All the data should come back exactly as it was given.

────

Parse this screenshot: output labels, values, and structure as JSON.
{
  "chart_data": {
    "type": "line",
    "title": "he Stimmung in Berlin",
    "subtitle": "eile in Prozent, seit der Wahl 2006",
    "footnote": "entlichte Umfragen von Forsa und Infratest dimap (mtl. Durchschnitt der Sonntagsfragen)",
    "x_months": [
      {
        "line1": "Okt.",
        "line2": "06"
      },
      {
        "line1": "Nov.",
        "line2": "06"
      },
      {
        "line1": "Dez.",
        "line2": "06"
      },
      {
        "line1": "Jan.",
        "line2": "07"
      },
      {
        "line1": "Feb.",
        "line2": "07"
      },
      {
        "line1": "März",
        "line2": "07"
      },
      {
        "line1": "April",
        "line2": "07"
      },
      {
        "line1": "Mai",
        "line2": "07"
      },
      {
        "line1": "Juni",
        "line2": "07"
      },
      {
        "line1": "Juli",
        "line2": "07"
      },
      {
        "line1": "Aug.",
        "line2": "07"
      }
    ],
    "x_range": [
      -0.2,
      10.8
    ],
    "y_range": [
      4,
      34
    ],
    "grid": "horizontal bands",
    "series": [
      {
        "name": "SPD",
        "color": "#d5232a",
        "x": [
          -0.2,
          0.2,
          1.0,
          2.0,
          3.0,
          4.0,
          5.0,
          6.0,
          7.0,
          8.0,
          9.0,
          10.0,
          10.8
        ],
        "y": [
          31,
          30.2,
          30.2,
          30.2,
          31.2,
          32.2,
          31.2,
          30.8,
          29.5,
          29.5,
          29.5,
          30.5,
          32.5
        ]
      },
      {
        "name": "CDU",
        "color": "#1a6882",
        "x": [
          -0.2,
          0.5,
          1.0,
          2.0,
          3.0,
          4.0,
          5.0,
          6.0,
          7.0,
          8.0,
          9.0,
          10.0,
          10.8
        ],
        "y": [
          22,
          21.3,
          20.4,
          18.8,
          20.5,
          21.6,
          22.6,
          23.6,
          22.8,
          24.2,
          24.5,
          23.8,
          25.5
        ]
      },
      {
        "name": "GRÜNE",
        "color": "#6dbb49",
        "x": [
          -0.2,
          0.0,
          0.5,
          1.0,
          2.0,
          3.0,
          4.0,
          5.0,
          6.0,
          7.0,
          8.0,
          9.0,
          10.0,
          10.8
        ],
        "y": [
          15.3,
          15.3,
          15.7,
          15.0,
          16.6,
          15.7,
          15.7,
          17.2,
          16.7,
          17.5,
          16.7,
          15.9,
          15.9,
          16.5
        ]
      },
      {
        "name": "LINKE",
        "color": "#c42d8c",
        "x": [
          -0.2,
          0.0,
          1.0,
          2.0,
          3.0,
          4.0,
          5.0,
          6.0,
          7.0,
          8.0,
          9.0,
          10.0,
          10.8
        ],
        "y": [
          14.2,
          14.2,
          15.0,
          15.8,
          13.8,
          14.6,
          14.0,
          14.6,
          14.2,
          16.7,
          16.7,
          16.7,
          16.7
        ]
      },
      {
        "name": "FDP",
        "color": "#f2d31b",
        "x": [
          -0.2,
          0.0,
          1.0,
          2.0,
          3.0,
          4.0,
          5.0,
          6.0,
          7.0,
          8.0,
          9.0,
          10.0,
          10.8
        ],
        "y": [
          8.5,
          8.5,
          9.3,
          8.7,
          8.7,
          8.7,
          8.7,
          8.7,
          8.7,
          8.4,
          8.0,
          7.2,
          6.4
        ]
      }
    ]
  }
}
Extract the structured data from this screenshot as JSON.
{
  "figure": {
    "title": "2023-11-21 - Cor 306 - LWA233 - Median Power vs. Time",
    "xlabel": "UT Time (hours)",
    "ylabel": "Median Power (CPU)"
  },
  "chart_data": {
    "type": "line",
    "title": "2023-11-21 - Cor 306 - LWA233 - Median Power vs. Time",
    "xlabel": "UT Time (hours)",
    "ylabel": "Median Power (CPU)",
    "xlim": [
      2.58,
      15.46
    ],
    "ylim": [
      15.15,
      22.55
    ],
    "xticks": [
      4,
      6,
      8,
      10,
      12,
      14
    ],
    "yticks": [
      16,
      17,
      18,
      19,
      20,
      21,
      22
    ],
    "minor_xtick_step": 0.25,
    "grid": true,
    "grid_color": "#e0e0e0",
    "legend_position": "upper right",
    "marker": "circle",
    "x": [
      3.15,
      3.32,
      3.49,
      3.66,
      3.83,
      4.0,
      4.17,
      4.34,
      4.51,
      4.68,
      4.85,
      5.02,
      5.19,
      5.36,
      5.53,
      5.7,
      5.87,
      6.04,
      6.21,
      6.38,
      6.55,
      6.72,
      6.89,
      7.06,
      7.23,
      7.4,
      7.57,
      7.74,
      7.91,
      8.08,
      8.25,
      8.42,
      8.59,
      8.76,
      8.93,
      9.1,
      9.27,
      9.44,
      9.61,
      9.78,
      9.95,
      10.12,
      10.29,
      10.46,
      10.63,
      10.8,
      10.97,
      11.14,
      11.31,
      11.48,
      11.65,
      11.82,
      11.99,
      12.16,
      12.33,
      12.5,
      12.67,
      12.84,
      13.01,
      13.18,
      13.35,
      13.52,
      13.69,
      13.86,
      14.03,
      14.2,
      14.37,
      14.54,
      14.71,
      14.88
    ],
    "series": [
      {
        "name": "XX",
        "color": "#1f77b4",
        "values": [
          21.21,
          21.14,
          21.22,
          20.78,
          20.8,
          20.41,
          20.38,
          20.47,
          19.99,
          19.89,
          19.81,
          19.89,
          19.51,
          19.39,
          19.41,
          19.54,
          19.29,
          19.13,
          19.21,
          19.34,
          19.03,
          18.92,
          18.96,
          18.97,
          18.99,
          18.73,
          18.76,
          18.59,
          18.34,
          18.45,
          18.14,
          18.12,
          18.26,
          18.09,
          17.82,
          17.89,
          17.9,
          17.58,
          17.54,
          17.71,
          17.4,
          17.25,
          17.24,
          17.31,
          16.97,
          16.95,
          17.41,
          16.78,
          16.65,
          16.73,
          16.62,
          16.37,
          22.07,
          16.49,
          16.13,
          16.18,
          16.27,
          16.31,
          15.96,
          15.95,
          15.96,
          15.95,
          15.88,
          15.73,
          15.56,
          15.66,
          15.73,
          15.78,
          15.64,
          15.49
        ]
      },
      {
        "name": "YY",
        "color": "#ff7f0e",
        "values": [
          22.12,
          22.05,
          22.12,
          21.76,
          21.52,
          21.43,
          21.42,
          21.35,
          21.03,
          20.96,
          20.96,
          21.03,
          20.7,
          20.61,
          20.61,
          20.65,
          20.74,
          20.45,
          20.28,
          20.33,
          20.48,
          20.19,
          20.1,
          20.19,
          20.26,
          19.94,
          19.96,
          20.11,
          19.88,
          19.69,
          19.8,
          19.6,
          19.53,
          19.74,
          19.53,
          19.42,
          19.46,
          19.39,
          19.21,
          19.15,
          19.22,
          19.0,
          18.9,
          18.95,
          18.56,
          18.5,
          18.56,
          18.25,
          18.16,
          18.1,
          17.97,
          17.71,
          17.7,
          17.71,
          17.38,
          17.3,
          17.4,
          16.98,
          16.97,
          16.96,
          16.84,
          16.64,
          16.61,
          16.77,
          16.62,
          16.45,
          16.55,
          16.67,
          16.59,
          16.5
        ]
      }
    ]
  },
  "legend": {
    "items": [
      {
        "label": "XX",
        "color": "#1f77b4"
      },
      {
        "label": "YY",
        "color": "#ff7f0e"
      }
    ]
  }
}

────

[Written response]
Parse this screenshot: output labels, values, and structure as JSON.
{
  "chart_data": {
    "type": "line",
    "title": "he Stimmung in Berlin",
    "subtitle": "eile in Prozent, seit der Wahl 2006",
    "footnote": "entlichte Umfragen von Forsa und Infratest dimap (mtl. Durchschnitt der Sonntagsfragen)",
    "x_months": [
      {
        "line1": "Okt.",
        "line2": "06"
      },
      {
        "line1": "Nov.",
        "line2": "06"
      },
      {
        "line1": "Dez.",
        "line2": "06"
      },
      {
        "line1": "Jan.",
        "line2": "07"
      },
      {
        "line1": "Feb.",
        "line2": "07"
      },
      {
        "line1": "März",
        "line2": "07"
      },
      {
        "line1": "April",
        "line2": "07"
      },
      {
        "line1": "Mai",
        "line2": "07"
      },
      {
        "line1": "Juni",
        "line2": "07"
      },
      {
        "line1": "Juli",
        "line2": "07"
      },
      {
        "line1": "Aug.",
        "line2": "07"
      }
    ],
    "x_range": [
      -0.2,
      10.8
    ],
    "y_range": [
      4,
      34
    ],
    "grid": "horizontal bands",
    "series": [
      {
        "name": "SPD",
        "color": "#d5232a",
        "x": [
          -0.2,
          0.2,
          1.0,
          2.0,
          3.0,
          4.0,
          5.0,
          6.0,
          7.0,
          8.0,
          9.0,
          10.0,
          10.8
        ],
        "y": [
          31,
          30.2,
          30.2,
          30.2,
          31.2,
          32.2,
          31.2,
          30.8,
          29.5,
          29.5,
          29.5,
          30.5,
          32.5
        ]
      },
      {
        "name": "CDU",
        "color": "#1a6882",
        "x": [
          -0.2,
          0.5,
          1.0,
          2.0,
          3.0,
          4.0,
          5.0,
          6.0,
          7.0,
          8.0,
          9.0,
          10.0,
          10.8
        ],
        "y": [
          22,
          21.3,
          20.4,
          18.8,
          20.5,
          21.6,
          22.6,
          23.6,
          22.8,
          24.2,
          24.5,
          23.8,
          25.5
        ]
      },
      {
        "name": "GRÜNE",
        "color": "#6dbb49",
        "x": [
          -0.2,
          0.0,
          0.5,
          1.0,
          2.0,
          3.0,
          4.0,
          5.0,
          6.0,
          7.0,
          8.0,
          9.0,
          10.0,
          10.8
        ],
        "y": [
          15.3,
          15.3,
          15.7,
          15.0,
          16.6,
          15.7,
          15.7,
          17.2,
          16.7,
          17.5,
          16.7,
          15.9,
          15.9,
          16.5
        ]
      },
      {
        "name": "LINKE",
        "color": "#c42d8c",
        "x": [
          -0.2,
          0.0,
          1.0,
          2.0,
          3.0,
          4.0,
          5.0,
          6.0,
          7.0,
          8.0,
          9.0,
          10.0,
          10.8
        ],
        "y": [
          14.2,
          14.2,
          15.0,
          15.8,
          13.8,
          14.6,
          14.0,
          14.6,
          14.2,
          16.7,
          16.7,
          16.7,
          16.7
        ]
      },
      {
        "name": "FDP",
        "color": "#f2d31b",
        "x": [
          -0.2,
          0.0,
          1.0,
          2.0,
          3.0,
          4.0,
          5.0,
          6.0,
          7.0,
          8.0,
          9.0,
          10.0,
          10.8
        ],
        "y": [
          8.5,
          8.5,
          9.3,
          8.7,
          8.7,
          8.7,
          8.7,
          8.7,
          8.7,
          8.4,
          8.0,
          7.2,
          6.4
        ]
      }
    ]
  }
}
Extract the structured data from this screenshot as JSON.
{
  "figure": {
    "title": "2023-11-21 - Cor 306 - LWA233 - Median Power vs. Time",
    "xlabel": "UT Time (hours)",
    "ylabel": "Median Power (CPU)"
  },
  "chart_data": {
    "type": "line",
    "title": "2023-11-21 - Cor 306 - LWA233 - Median Power vs. Time",
    "xlabel": "UT Time (hours)",
    "ylabel": "Median Power (CPU)",
    "xlim": [
      2.58,
      15.46
    ],
    "ylim": [
      15.15,
      22.55
    ],
    "xticks": [
      4,
      6,
      8,
      10,
      12,
      14
    ],
    "yticks": [
      16,
      17,
      18,
      19,
      20,
      21,
      22
    ],
    "minor_xtick_step": 0.25,
    "grid": true,
    "grid_color": "#e0e0e0",
    "legend_position": "upper right",
    "marker": "circle",
    "x": [
      3.15,
      3.32,
      3.49,
      3.66,
      3.83,
      4.0,
      4.17,
      4.34,
      4.51,
      4.68,
      4.85,
      5.02,
      5.19,
      5.36,
      5.53,
      5.7,
      5.87,
      6.04,
      6.21,
      6.38,
      6.55,
      6.72,
      6.89,
      7.06,
      7.23,
      7.4,
      7.57,
      7.74,
      7.91,
      8.08,
      8.25,
      8.42,
      8.59,
      8.76,
      8.93,
      9.1,
      9.27,
      9.44,
      9.61,
      9.78,
      9.95,
      10.12,
      10.29,
      10.46,
      10.63,
      10.8,
      10.97,
      11.14,
      11.31,
      11.48,
      11.65,
      11.82,
      11.99,
      12.16,
      12.33,
      12.5,
      12.67,
      12.84,
      13.01,
      13.18,
      13.35,
      13.52,
      13.69,
      13.86,
      14.03,
      14.2,
      14.37,
      14.54,
      14.71,
      14.88
    ],
    "series": [
      {
        "name": "XX",
        "color": "#1f77b4",
        "values": [
          21.21,
          21.14,
          21.22,
          20.78,
          20.8,
          20.41,
          20.38,
          20.47,
          19.99,
          19.89,
          19.81,
          19.89,
          19.51,
          19.39,
          19.41,
          19.54,
          19.29,
          19.13,
          19.21,
          19.34,
          19.03,
          18.92,
          18.96,
          18.97,
          18.99,
          18.73,
          18.76,
          18.59,
          18.34,
          18.45,
          18.14,
          18.12,
          18.26,
          18.09,
          17.82,
          17.89,
          17.9,
          17.58,
          17.54,
          17.71,
          17.4,
          17.25,
          17.24,
          17.31,
          16.97,
          16.95,
          17.41,
          16.78,
          16.65,
          16.73,
          16.62,
          16.37,
          22.07,
          16.49,
          16.13,
          16.18,
          16.27,
          16.31,
          15.96,
          15.95,
          15.96,
          15.95,
          15.88,
          15.73,
          15.56,
          15.66,
          15.73,
          15.78,
          15.64,
          15.49
        ]
      },
      {
        "name": "YY",
        "color": "#ff7f0e",
        "values": [
          22.12,
          22.05,
          22.12,
          21.76,
          21.52,
          21.43,
          21.42,
          21.35,
          21.03,
          20.96,
          20.96,
          21.03,
          20.7,
          20.61,
          20.61,
          20.65,
          20.74,
          20.45,
          20.28,
          20.33,
          20.48,
          20.19,
          20.1,
          20.19,
          20.26,
          19.94,
          19.96,
          20.11,
          19.88,
          19.69,
          19.8,
          19.6,
          19.53,
          19.74,
          19.53,
          19.42,
          19.46,
          19.39,
          19.21,
          19.15,
          19.22,
          19.0,
          18.9,
          18.95,
          18.56,
          18.5,
          18.56,
          18.25,
          18.16,
          18.1,
          17.97,
          17.71,
          17.7,
          17.71,
          17.38,
          17.3,
          17.4,
          16.98,
          16.97,
          16.96,
          16.84,
          16.64,
          16.61,
          16.77,
          16.62,
          16.45,
          16.55,
          16.67,
          16.59,
          16.5
        ]
      }
    ]
  },
  "legend": {
    "items": [
      {
        "label": "XX",
        "color": "#1f77b4"
      },
      {
        "label": "YY",
        "color": "#ff7f0e"
      }
    ]
  }
}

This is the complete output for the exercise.